> Problem description
Repeat the material exactly, every line of it.

— begin The input —

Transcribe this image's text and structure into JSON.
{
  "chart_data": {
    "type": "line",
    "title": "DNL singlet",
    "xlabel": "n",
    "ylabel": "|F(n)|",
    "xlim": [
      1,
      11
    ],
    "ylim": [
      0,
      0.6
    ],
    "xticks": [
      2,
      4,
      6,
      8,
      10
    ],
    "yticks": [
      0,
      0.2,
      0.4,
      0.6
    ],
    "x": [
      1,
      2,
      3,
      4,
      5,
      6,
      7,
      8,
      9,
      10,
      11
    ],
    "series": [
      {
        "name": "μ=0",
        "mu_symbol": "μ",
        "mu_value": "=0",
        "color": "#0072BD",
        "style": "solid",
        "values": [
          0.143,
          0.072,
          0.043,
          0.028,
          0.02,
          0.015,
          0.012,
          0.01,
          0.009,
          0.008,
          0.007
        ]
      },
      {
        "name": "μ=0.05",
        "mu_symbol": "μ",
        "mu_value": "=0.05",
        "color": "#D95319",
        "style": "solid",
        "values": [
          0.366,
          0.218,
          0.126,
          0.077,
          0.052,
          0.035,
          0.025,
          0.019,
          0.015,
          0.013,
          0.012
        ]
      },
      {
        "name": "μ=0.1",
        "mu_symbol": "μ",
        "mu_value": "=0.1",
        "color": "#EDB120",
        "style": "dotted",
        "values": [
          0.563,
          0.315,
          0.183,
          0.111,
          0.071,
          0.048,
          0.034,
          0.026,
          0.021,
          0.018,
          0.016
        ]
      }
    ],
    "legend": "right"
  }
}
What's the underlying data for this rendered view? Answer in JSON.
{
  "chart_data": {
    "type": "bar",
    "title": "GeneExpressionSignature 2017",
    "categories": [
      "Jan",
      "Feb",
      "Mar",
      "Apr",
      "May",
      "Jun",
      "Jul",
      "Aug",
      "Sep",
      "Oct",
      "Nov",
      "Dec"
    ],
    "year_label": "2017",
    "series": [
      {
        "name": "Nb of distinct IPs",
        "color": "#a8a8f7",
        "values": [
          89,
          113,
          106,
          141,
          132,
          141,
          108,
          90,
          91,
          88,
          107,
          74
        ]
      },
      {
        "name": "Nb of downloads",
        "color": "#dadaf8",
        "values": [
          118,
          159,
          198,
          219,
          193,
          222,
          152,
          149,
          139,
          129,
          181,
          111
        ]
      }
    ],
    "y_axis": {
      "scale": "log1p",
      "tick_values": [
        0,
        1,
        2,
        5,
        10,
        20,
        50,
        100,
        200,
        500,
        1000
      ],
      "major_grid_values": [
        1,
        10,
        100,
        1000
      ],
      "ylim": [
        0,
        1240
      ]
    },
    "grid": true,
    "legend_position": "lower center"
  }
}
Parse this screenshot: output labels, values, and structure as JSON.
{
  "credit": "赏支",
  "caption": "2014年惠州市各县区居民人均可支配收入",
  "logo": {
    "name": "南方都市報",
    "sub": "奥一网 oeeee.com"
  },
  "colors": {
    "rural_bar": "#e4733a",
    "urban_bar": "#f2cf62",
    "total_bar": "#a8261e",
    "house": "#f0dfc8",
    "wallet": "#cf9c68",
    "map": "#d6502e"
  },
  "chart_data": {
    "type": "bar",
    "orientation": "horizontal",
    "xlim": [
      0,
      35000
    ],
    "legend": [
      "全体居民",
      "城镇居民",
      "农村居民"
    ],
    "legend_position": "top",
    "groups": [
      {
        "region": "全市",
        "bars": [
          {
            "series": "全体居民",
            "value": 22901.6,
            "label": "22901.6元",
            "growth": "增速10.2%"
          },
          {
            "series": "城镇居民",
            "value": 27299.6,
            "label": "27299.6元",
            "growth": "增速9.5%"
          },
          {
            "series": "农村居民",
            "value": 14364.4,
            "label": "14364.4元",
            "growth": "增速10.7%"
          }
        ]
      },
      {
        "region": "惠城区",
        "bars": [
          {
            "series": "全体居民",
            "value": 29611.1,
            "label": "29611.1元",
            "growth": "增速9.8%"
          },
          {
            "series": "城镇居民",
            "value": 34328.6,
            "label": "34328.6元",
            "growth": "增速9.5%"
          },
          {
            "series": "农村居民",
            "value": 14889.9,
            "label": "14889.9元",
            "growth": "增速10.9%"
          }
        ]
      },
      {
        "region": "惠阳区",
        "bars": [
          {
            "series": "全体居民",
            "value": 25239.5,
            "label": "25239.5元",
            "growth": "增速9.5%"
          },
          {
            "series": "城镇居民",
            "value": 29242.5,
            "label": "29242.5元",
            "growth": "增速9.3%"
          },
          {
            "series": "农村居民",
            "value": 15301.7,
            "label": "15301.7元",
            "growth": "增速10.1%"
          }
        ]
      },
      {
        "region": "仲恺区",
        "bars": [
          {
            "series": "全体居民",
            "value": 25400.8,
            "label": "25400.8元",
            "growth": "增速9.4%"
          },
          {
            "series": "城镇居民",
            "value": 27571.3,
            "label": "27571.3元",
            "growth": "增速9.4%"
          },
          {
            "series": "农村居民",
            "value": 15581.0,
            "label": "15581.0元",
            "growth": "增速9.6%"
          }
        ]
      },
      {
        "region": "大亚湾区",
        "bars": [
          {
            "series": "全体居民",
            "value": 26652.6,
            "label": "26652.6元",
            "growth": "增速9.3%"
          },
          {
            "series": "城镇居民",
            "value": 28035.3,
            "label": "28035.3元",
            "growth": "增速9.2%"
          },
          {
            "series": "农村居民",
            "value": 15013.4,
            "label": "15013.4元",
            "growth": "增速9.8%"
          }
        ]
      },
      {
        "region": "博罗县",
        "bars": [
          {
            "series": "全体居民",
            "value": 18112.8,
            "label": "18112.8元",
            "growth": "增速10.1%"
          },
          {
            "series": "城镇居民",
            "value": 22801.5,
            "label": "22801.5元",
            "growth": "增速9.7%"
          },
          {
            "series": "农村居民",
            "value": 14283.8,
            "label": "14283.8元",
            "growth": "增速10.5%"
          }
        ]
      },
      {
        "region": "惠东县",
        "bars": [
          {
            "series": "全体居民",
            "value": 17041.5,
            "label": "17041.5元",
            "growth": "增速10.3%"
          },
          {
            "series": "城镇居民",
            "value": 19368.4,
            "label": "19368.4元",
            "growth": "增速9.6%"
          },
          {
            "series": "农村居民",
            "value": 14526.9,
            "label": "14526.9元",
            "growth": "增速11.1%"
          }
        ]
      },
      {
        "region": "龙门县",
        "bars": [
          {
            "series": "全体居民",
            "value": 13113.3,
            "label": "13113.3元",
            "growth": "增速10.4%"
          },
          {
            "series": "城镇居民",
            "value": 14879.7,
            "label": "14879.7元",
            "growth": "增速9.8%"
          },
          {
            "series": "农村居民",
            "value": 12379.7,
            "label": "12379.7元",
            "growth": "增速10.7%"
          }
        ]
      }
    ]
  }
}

— end The input —

> Response
Transcribe this image's text and structure into JSON.
{
  "chart_data": {
    "type": "line",
    "title": "DNL singlet",
    "xlabel": "n",
    "ylabel": "|F(n)|",
    "xlim": [
      1,
      11
    ],
    "ylim": [
      0,
      0.6
    ],
    "xticks": [
      2,
      4,
      6,
      8,
      10
    ],
    "yticks": [
      0,
      0.2,
      0.4,
      0.6
    ],
    "x": [
      1,
      2,
      3,
      4,
      5,
      6,
      7,
      8,
      9,
      10,
      11
    ],
    "series": [
      {
        "name": "μ=0",
        "mu_symbol": "μ",
        "mu_value": "=0",
        "color": "#0072BD",
        "style": "solid",
        "values": [
          0.143,
          0.072,
          0.043,
          0.028,
          0.02,
          0.015,
          0.012,
          0.01,
          0.009,
          0.008,
          0.007
        ]
      },
      {
        "name": "μ=0.05",
        "mu_symbol": "μ",
        "mu_value": "=0.05",
        "color": "#D95319",
        "style": "solid",
        "values": [
          0.366,
          0.218,
          0.126,
          0.077,
          0.052,
          0.035,
          0.025,
          0.019,
          0.015,
          0.013,
          0.012
        ]
      },
      {
        "name": "μ=0.1",
        "mu_symbol": "μ",
        "mu_value": "=0.1",
        "color": "#EDB120",
        "style": "dotted",
        "values": [
          0.563,
          0.315,
          0.183,
          0.111,
          0.071,
          0.048,
          0.034,
          0.026,
          0.021,
          0.018,
          0.016
        ]
      }
    ],
    "legend": "right"
  }
}
What's the underlying data for this rendered view? Answer in JSON.
{
  "chart_data": {
    "type": "bar",
    "title": "GeneExpressionSignature 2017",
    "categories": [
      "Jan",
      "Feb",
      "Mar",
      "Apr",
      "May",
      "Jun",
      "Jul",
      "Aug",
      "Sep",
      "Oct",
      "Nov",
      "Dec"
    ],
    "year_label": "2017",
    "series": [
      {
        "name": "Nb of distinct IPs",
        "color": "#a8a8f7",
        "values": [
          89,
          113,
          106,
          141,
          132,
          141,
          108,
          90,
          91,
          88,
          107,
          74
        ]
      },
      {
        "name": "Nb of downloads",
        "color": "#dadaf8",
        "values": [
          118,
          159,
          198,
          219,
          193,
          222,
          152,
          149,
          139,
          129,
          181,
          111
        ]
      }
    ],
    "y_axis": {
      "scale": "log1p",
      "tick_values": [
        0,
        1,
        2,
        5,
        10,
        20,
        50,
        100,
        200,
        500,
        1000
      ],
      "major_grid_values": [
        1,
        10,
        100,
        1000
      ],
      "ylim": [
        0,
        1240
      ]
    },
    "grid": true,
    "legend_position": "lower center"
  }
}
Parse this screenshot: output labels, values, and structure as JSON.
{
  "credit": "赏支",
  "caption": "2014年惠州市各县区居民人均可支配收入",
  "logo": {
    "name": "南方都市報",
    "sub": "奥一网 oeeee.com"
  },
  "colors": {
    "rural_bar": "#e4733a",
    "urban_bar": "#f2cf62",
    "total_bar": "#a8261e",
    "house": "#f0dfc8",
    "wallet": "#cf9c68",
    "map": "#d6502e"
  },
  "chart_data": {
    "type": "bar",
    "orientation": "horizontal",
    "xlim": [
      0,
      35000
    ],
    "legend": [
      "全体居民",
      "城镇居民",
      "农村居民"
    ],
    "legend_position": "top",
    "groups": [
      {
        "region": "全市",
        "bars": [
          {
            "series": "全体居民",
            "value": 22901.6,
            "label": "22901.6元",
            "growth": "增速10.2%"
          },
          {
            "series": "城镇居民",
            "value": 27299.6,
            "label": "27299.6元",
            "growth": "增速9.5%"
          },
          {
            "series": "农村居民",
            "value": 14364.4,
            "label": "14364.4元",
            "growth": "增速10.7%"
          }
        ]
      },
      {
        "region": "惠城区",
        "bars": [
          {
            "series": "全体居民",
            "value": 29611.1,
            "label": "29611.1元",
            "growth": "增速9.8%"
          },
          {
            "series": "城镇居民",
            "value": 34328.6,
            "label": "34328.6元",
            "growth": "增速9.5%"
          },
          {
            "series": "农村居民",
            "value": 14889.9,
            "label": "14889.9元",
            "growth": "增速10.9%"
          }
        ]
      },
      {
        "region": "惠阳区",
        "bars": [
          {
            "series": "全体居民",
            "value": 25239.5,
            "label": "25239.5元",
            "growth": "增速9.5%"
          },
          {
            "series": "城镇居民",
            "value": 29242.5,
            "label": "29242.5元",
            "growth": "增速9.3%"
          },
          {
            "series": "农村居民",
            "value": 15301.7,
            "label": "15301.7元",
            "growth": "增速10.1%"
          }
        ]
      },
      {
        "region": "仲恺区",
        "bars": [
          {
            "series": "全体居民",
            "value": 25400.8,
            "label": "25400.8元",
            "growth": "增速9.4%"
          },
          {
            "series": "城镇居民",
            "value": 27571.3,
            "label": "27571.3元",
            "growth": "增速9.4%"
          },
          {
            "series": "农村居民",
            "value": 15581.0,
            "label": "15581.0元",
            "growth": "增速9.6%"
          }
        ]
      },
      {
        "region": "大亚湾区",
        "bars": [
          {
            "series": "全体居民",
            "value": 26652.6,
            "label": "26652.6元",
            "growth": "增速9.3%"
          },
          {
            "series": "城镇居民",
            "value": 28035.3,
            "label": "28035.3元",
            "growth": "增速9.2%"
          },
          {
            "series": "农村居民",
            "value": 15013.4,
            "label": "15013.4元",
            "growth": "增速9.8%"
          }
        ]
      },
      {
        "region": "博罗县",
        "bars": [
          {
            "series": "全体居民",
            "value": 18112.8,
            "label": "18112.8元",
            "growth": "增速10.1%"
          },
          {
            "series": "城镇居民",
            "value": 22801.5,
            "label": "22801.5元",
            "growth": "增速9.7%"
          },
          {
            "series": "农村居民",
            "value": 14283.8,
            "label": "14283.8元",
            "growth": "增速10.5%"
          }
        ]
      },
      {
        "region": "惠东县",
        "bars": [
          {
            "series": "全体居民",
            "value": 17041.5,
            "label": "17041.5元",
            "growth": "增速10.3%"
          },
          {
            "series": "城镇居民",
            "value": 19368.4,
            "label": "19368.4元",
            "growth": "增速9.6%"
          },
          {
            "series": "农村居民",
            "value": 14526.9,
            "label": "14526.9元",
            "growth": "增速11.1%"
          }
        ]
      },
      {
        "region": "龙门县",
        "bars": [
          {
            "series": "全体居民",
            "value": 13113.3,
            "label": "13113.3元",
            "growth": "增速10.4%"
          },
          {
            "series": "城镇居民",
            "value": 14879.7,
            "label": "14879.7元",
            "growth": "增速9.8%"
          },
          {
            "series": "农村居民",
            "value": 12379.7,
            "label": "12379.7元",
            "growth": "增速10.7%"
          }
        ]
      }
    ]
  }
}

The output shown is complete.